Task instructions.
Your task is to extract every line from the material below exactly.

(A run of records)

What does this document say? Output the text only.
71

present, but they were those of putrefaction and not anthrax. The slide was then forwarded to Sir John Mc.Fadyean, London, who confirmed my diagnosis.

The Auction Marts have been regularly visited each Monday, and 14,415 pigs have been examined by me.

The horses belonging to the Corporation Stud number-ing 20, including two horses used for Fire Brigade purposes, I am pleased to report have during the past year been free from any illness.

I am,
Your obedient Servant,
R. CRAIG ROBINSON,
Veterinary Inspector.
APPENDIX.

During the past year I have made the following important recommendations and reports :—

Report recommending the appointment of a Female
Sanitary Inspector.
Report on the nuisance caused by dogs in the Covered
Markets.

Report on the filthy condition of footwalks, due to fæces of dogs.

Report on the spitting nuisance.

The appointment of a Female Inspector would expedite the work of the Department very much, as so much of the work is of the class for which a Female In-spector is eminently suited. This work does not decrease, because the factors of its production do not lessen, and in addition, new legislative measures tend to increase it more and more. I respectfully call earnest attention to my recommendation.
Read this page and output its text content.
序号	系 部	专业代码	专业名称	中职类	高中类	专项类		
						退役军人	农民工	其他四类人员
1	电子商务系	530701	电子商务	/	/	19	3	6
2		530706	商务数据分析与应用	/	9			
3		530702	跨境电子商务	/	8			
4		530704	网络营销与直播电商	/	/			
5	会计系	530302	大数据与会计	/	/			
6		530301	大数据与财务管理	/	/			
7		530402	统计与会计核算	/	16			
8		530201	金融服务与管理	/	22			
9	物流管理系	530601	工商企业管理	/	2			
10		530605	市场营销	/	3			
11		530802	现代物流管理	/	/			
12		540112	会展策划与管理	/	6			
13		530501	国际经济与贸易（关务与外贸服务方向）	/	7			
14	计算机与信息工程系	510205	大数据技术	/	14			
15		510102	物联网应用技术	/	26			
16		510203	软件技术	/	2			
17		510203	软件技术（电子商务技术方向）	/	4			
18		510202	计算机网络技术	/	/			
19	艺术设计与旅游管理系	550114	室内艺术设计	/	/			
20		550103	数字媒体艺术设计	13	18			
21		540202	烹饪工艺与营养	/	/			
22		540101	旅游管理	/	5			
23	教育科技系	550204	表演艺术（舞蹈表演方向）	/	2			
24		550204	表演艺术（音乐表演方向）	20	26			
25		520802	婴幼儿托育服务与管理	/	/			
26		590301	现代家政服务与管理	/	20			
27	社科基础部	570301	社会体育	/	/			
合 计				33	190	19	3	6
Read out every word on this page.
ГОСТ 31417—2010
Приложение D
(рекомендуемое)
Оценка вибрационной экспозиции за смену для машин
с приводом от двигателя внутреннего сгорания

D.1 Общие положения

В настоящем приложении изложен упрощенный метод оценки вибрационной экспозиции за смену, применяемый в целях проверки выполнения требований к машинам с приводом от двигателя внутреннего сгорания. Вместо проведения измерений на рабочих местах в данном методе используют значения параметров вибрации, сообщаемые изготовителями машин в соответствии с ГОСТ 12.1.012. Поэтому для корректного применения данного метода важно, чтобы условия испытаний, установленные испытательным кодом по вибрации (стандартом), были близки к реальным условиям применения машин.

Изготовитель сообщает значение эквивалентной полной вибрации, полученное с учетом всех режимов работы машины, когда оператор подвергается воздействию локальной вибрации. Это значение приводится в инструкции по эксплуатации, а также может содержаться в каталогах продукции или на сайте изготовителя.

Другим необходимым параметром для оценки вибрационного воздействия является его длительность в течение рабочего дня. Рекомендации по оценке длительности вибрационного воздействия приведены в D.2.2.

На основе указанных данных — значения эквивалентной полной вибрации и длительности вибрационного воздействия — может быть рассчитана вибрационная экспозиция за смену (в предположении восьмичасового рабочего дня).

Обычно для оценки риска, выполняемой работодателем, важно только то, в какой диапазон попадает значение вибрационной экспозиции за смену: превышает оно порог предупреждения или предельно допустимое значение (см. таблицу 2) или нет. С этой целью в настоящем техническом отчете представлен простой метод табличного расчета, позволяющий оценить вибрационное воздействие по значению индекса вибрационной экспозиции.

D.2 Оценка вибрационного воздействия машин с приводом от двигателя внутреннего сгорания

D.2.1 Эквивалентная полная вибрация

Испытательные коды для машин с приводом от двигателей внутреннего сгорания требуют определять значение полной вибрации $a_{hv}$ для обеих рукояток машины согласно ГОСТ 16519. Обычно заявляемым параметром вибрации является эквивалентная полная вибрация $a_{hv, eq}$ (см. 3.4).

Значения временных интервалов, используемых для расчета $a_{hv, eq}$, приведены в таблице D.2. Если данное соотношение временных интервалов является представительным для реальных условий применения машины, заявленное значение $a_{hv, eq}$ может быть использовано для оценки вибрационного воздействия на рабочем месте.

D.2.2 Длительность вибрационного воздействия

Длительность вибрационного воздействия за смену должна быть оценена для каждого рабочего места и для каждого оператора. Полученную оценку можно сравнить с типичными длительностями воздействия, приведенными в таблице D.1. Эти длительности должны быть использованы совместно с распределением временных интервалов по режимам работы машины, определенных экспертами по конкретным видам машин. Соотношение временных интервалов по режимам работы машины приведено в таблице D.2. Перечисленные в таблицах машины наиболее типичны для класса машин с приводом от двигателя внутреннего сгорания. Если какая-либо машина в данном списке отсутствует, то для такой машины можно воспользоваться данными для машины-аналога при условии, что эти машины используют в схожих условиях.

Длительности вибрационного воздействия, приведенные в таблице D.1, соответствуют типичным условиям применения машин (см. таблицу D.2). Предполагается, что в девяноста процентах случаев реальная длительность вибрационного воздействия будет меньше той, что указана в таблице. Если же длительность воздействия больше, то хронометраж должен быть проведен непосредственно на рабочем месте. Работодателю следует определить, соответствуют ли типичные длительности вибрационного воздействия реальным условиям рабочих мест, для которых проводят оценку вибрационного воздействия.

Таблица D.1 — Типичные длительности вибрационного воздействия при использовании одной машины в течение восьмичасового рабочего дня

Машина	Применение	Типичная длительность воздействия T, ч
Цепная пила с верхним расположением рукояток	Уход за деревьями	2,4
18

Solved exercise.
What does this document say? Output the text only.
71

present, but they were those of putrefaction and not anthrax. The slide was then forwarded to Sir John Mc.Fadyean, London, who confirmed my diagnosis.

The Auction Marts have been regularly visited each Monday, and 14,415 pigs have been examined by me.

The horses belonging to the Corporation Stud number-ing 20, including two horses used for Fire Brigade purposes, I am pleased to report have during the past year been free from any illness.

I am,
Your obedient Servant,
R. CRAIG ROBINSON,
Veterinary Inspector.
APPENDIX.

During the past year I have made the following important recommendations and reports :—

Report recommending the appointment of a Female
Sanitary Inspector.
Report on the nuisance caused by dogs in the Covered
Markets.

Report on the filthy condition of footwalks, due to fæces of dogs.

Report on the spitting nuisance.

The appointment of a Female Inspector would expedite the work of the Department very much, as so much of the work is of the class for which a Female In-spector is eminently suited. This work does not decrease, because the factors of its production do not lessen, and in addition, new legislative measures tend to increase it more and more. I respectfully call earnest attention to my recommendation.
Read this page and output its text content.
序号	系 部	专业代码	专业名称	中职类	高中类	专项类		
						退役军人	农民工	其他四类人员
1	电子商务系	530701	电子商务	/	/	19	3	6
2		530706	商务数据分析与应用	/	9			
3		530702	跨境电子商务	/	8			
4		530704	网络营销与直播电商	/	/			
5	会计系	530302	大数据与会计	/	/			
6		530301	大数据与财务管理	/	/			
7		530402	统计与会计核算	/	16			
8		530201	金融服务与管理	/	22			
9	物流管理系	530601	工商企业管理	/	2			
10		530605	市场营销	/	3			
11		530802	现代物流管理	/	/			
12		540112	会展策划与管理	/	6			
13		530501	国际经济与贸易（关务与外贸服务方向）	/	7			
14	计算机与信息工程系	510205	大数据技术	/	14			
15		510102	物联网应用技术	/	26			
16		510203	软件技术	/	2			
17		510203	软件技术（电子商务技术方向）	/	4			
18		510202	计算机网络技术	/	/			
19	艺术设计与旅游管理系	550114	室内艺术设计	/	/			
20		550103	数字媒体艺术设计	13	18			
21		540202	烹饪工艺与营养	/	/			
22		540101	旅游管理	/	5			
23	教育科技系	550204	表演艺术（舞蹈表演方向）	/	2			
24		550204	表演艺术（音乐表演方向）	20	26			
25		520802	婴幼儿托育服务与管理	/	/			
26		590301	现代家政服务与管理	/	20			
27	社科基础部	570301	社会体育	/	/			
合 计				33	190	19	3	6
Read out every word on this page.
ГОСТ 31417—2010
Приложение D
(рекомендуемое)
Оценка вибрационной экспозиции за смену для машин
с приводом от двигателя внутреннего сгорания

D.1 Общие положения

В настоящем приложении изложен упрощенный метод оценки вибрационной экспозиции за смену, применяемый в целях проверки выполнения требований к машинам с приводом от двигателя внутреннего сгорания. Вместо проведения измерений на рабочих местах в данном методе используют значения параметров вибрации, сообщаемые изготовителями машин в соответствии с ГОСТ 12.1.012. Поэтому для корректного применения данного метода важно, чтобы условия испытаний, установленные испытательным кодом по вибрации (стандартом), были близки к реальным условиям применения машин.

Изготовитель сообщает значение эквивалентной полной вибрации, полученное с учетом всех режимов работы машины, когда оператор подвергается воздействию локальной вибрации. Это значение приводится в инструкции по эксплуатации, а также может содержаться в каталогах продукции или на сайте изготовителя.

Другим необходимым параметром для оценки вибрационного воздействия является его длительность в течение рабочего дня. Рекомендации по оценке длительности вибрационного воздействия приведены в D.2.2.

На основе указанных данных — значения эквивалентной полной вибрации и длительности вибрационного воздействия — может быть рассчитана вибрационная экспозиция за смену (в предположении восьмичасового рабочего дня).

Обычно для оценки риска, выполняемой работодателем, важно только то, в какой диапазон попадает значение вибрационной экспозиции за смену: превышает оно порог предупреждения или предельно допустимое значение (см. таблицу 2) или нет. С этой целью в настоящем техническом отчете представлен простой метод табличного расчета, позволяющий оценить вибрационное воздействие по значению индекса вибрационной экспозиции.

D.2 Оценка вибрационного воздействия машин с приводом от двигателя внутреннего сгорания

D.2.1 Эквивалентная полная вибрация

Испытательные коды для машин с приводом от двигателей внутреннего сгорания требуют определять значение полной вибрации $a_{hv}$ для обеих рукояток машины согласно ГОСТ 16519. Обычно заявляемым параметром вибрации является эквивалентная полная вибрация $a_{hv, eq}$ (см. 3.4).

Значения временных интервалов, используемых для расчета $a_{hv, eq}$, приведены в таблице D.2. Если данное соотношение временных интервалов является представительным для реальных условий применения машины, заявленное значение $a_{hv, eq}$ может быть использовано для оценки вибрационного воздействия на рабочем месте.

D.2.2 Длительность вибрационного воздействия

Длительность вибрационного воздействия за смену должна быть оценена для каждого рабочего места и для каждого оператора. Полученную оценку можно сравнить с типичными длительностями воздействия, приведенными в таблице D.1. Эти длительности должны быть использованы совместно с распределением временных интервалов по режимам работы машины, определенных экспертами по конкретным видам машин. Соотношение временных интервалов по режимам работы машины приведено в таблице D.2. Перечисленные в таблицах машины наиболее типичны для класса машин с приводом от двигателя внутреннего сгорания. Если какая-либо машина в данном списке отсутствует, то для такой машины можно воспользоваться данными для машины-аналога при условии, что эти машины используют в схожих условиях.

Длительности вибрационного воздействия, приведенные в таблице D.1, соответствуют типичным условиям применения машин (см. таблицу D.2). Предполагается, что в девяноста процентах случаев реальная длительность вибрационного воздействия будет меньше той, что указана в таблице. Если же длительность воздействия больше, то хронометраж должен быть проведен непосредственно на рабочем месте. Работодателю следует определить, соответствуют ли типичные длительности вибрационного воздействия реальным условиям рабочих мест, для которых проводят оценку вибрационного воздействия.

Таблица D.1 — Типичные длительности вибрационного воздействия при использовании одной машины в течение восьмичасового рабочего дня

Машина	Применение	Типичная длительность воздействия T, ч
Цепная пила с верхним расположением рукояток	Уход за деревьями	2,4
18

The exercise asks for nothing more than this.